= Directions =
Swap "hand-icon" for "pointer-icon" wherever it appears in the items below, and write out all the items again with nothing else changed.

= Supplied entries =
--- Start ---
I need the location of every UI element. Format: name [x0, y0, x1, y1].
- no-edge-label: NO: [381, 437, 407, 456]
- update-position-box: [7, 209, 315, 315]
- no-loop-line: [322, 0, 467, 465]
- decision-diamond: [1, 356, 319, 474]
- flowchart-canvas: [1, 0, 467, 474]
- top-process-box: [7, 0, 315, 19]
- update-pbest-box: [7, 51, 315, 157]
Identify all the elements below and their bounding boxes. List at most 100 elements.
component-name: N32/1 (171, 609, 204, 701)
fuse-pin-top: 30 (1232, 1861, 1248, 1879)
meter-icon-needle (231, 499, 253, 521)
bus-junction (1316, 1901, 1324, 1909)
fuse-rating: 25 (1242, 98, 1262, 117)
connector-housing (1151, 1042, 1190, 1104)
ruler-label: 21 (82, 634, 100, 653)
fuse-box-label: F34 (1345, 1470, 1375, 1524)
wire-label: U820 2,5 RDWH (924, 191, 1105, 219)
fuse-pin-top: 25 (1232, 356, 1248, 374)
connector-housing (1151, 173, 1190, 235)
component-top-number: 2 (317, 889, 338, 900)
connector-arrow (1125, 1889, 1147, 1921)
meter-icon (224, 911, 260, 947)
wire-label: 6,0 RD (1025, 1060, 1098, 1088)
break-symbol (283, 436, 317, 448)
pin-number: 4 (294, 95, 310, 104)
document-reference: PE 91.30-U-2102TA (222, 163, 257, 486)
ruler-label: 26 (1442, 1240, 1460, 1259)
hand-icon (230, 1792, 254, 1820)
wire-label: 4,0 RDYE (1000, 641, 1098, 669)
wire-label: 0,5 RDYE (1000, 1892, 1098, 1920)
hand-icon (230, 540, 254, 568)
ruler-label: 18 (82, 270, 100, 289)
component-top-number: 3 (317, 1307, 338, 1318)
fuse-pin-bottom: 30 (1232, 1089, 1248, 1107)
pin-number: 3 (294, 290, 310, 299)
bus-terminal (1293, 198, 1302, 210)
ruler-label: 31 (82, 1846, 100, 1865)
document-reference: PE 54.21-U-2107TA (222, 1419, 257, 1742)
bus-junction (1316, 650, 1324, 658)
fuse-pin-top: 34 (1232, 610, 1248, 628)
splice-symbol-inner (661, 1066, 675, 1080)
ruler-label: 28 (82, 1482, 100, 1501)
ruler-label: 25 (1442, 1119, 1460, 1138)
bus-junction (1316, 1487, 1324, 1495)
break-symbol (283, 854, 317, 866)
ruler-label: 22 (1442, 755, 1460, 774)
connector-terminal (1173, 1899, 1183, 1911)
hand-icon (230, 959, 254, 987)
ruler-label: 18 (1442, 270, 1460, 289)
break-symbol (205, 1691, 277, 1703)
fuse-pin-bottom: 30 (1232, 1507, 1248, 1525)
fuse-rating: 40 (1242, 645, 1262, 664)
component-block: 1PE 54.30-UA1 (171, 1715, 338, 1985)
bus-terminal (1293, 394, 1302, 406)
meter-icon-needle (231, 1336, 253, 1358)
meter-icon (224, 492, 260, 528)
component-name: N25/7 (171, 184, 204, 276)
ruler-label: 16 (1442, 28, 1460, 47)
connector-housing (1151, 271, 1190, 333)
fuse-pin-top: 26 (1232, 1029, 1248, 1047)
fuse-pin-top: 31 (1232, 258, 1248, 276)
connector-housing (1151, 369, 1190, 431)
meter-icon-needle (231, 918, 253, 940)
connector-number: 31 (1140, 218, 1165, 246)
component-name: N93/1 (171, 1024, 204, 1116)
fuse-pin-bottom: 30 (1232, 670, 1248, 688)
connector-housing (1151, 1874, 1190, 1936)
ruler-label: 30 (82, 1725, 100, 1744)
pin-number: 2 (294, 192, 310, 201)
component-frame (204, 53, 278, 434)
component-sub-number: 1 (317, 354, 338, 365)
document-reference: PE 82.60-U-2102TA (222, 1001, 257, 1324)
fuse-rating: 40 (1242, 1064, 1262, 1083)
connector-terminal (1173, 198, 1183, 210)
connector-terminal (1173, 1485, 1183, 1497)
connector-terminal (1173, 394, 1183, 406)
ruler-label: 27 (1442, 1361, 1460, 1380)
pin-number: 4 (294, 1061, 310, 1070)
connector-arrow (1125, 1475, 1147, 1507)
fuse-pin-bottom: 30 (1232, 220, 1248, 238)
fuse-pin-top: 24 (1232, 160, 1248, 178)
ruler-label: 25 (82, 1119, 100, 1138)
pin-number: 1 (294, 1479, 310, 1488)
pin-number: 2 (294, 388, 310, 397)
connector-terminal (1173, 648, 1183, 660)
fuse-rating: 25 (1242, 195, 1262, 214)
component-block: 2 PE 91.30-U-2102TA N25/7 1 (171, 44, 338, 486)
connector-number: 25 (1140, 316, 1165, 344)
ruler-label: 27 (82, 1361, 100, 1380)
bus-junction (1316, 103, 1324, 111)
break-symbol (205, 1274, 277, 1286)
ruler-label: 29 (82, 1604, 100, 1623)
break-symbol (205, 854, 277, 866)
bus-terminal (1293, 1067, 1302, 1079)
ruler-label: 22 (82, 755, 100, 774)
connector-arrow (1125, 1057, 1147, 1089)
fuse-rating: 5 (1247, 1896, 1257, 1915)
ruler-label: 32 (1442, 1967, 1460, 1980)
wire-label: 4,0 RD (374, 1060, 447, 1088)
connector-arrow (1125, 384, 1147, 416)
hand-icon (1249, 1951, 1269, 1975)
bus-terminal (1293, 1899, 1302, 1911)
--- End ---
= Finished answer =
I need the location of every UI element. Format: name [x0, y0, x1, y1].
- no-edge-label: NO: [381, 437, 407, 456]
- update-position-box: [7, 209, 315, 315]
- no-loop-line: [322, 0, 467, 465]
- decision-diamond: [1, 356, 319, 474]
- flowchart-canvas: [1, 0, 467, 474]
- top-process-box: [7, 0, 315, 19]
- update-pbest-box: [7, 51, 315, 157]
Identify all the elements below and their bounding boxes. List at most 100 elements.
component-name: N32/1 (171, 609, 204, 701)
fuse-pin-top: 30 (1232, 1861, 1248, 1879)
meter-icon-needle (231, 499, 253, 521)
bus-junction (1316, 1901, 1324, 1909)
fuse-rating: 25 (1242, 98, 1262, 117)
connector-housing (1151, 1042, 1190, 1104)
ruler-label: 21 (82, 634, 100, 653)
fuse-box-label: F34 (1345, 1470, 1375, 1524)
wire-label: U820 2,5 RDWH (924, 191, 1105, 219)
fuse-pin-top: 25 (1232, 356, 1248, 374)
connector-housing (1151, 173, 1190, 235)
component-top-number: 2 (317, 889, 338, 900)
connector-arrow (1125, 1889, 1147, 1921)
meter-icon (224, 911, 260, 947)
wire-label: 6,0 RD (1025, 1060, 1098, 1088)
break-symbol (283, 436, 317, 448)
pin-number: 4 (294, 95, 310, 104)
document-reference: PE 91.30-U-2102TA (222, 163, 257, 486)
ruler-label: 26 (1442, 1240, 1460, 1259)
pointer-icon (230, 1792, 254, 1820)
wire-label: 4,0 RDYE (1000, 641, 1098, 669)
wire-label: 0,5 RDYE (1000, 1892, 1098, 1920)
pointer-icon (230, 540, 254, 568)
ruler-label: 18 (82, 270, 100, 289)
component-top-number: 3 (317, 1307, 338, 1318)
fuse-pin-bottom: 30 (1232, 1089, 1248, 1107)
pin-number: 3 (294, 290, 310, 299)
bus-terminal (1293, 198, 1302, 210)
ruler-label: 31 (82, 1846, 100, 1865)
document-reference: PE 54.21-U-2107TA (222, 1419, 257, 1742)
bus-junction (1316, 650, 1324, 658)
fuse-pin-top: 34 (1232, 610, 1248, 628)
splice-symbol-inner (661, 1066, 675, 1080)
ruler-label: 28 (82, 1482, 100, 1501)
ruler-label: 25 (1442, 1119, 1460, 1138)
bus-junction (1316, 1487, 1324, 1495)
break-symbol (283, 854, 317, 866)
ruler-label: 22 (1442, 755, 1460, 774)
connector-terminal (1173, 1899, 1183, 1911)
pointer-icon (230, 959, 254, 987)
ruler-label: 18 (1442, 270, 1460, 289)
break-symbol (205, 1691, 277, 1703)
fuse-pin-bottom: 30 (1232, 1507, 1248, 1525)
fuse-rating: 40 (1242, 645, 1262, 664)
component-block: 1PE 54.30-UA1 (171, 1715, 338, 1985)
bus-terminal (1293, 394, 1302, 406)
meter-icon-needle (231, 1336, 253, 1358)
meter-icon (224, 492, 260, 528)
component-name: N25/7 (171, 184, 204, 276)
ruler-label: 16 (1442, 28, 1460, 47)
connector-housing (1151, 271, 1190, 333)
fuse-pin-top: 26 (1232, 1029, 1248, 1047)
fuse-pin-top: 31 (1232, 258, 1248, 276)
connector-housing (1151, 369, 1190, 431)
meter-icon-needle (231, 918, 253, 940)
connector-number: 31 (1140, 218, 1165, 246)
component-name: N93/1 (171, 1024, 204, 1116)
fuse-pin-bottom: 30 (1232, 670, 1248, 688)
connector-housing (1151, 1874, 1190, 1936)
ruler-label: 30 (82, 1725, 100, 1744)
pin-number: 2 (294, 192, 310, 201)
component-frame (204, 53, 278, 434)
component-sub-number: 1 (317, 354, 338, 365)
document-reference: PE 82.60-U-2102TA (222, 1001, 257, 1324)
fuse-rating: 40 (1242, 1064, 1262, 1083)
connector-terminal (1173, 198, 1183, 210)
connector-terminal (1173, 1485, 1183, 1497)
connector-terminal (1173, 394, 1183, 406)
ruler-label: 27 (1442, 1361, 1460, 1380)
pin-number: 4 (294, 1061, 310, 1070)
connector-arrow (1125, 1475, 1147, 1507)
fuse-pin-bottom: 30 (1232, 220, 1248, 238)
fuse-pin-top: 24 (1232, 160, 1248, 178)
ruler-label: 25 (82, 1119, 100, 1138)
pin-number: 1 (294, 1479, 310, 1488)
pin-number: 2 (294, 388, 310, 397)
connector-terminal (1173, 648, 1183, 660)
fuse-rating: 25 (1242, 195, 1262, 214)
component-block: 2 PE 91.30-U-2102TA N25/7 1 (171, 44, 338, 486)
connector-number: 25 (1140, 316, 1165, 344)
ruler-label: 27 (82, 1361, 100, 1380)
bus-junction (1316, 103, 1324, 111)
break-symbol (205, 1274, 277, 1286)
ruler-label: 29 (82, 1604, 100, 1623)
break-symbol (205, 854, 277, 866)
bus-terminal (1293, 1067, 1302, 1079)
ruler-label: 22 (82, 755, 100, 774)
connector-arrow (1125, 1057, 1147, 1089)
fuse-rating: 5 (1247, 1896, 1257, 1915)
ruler-label: 32 (1442, 1967, 1460, 1980)
wire-label: 4,0 RD (374, 1060, 447, 1088)
connector-arrow (1125, 384, 1147, 416)
pointer-icon (1249, 1951, 1269, 1975)
bus-terminal (1293, 1899, 1302, 1911)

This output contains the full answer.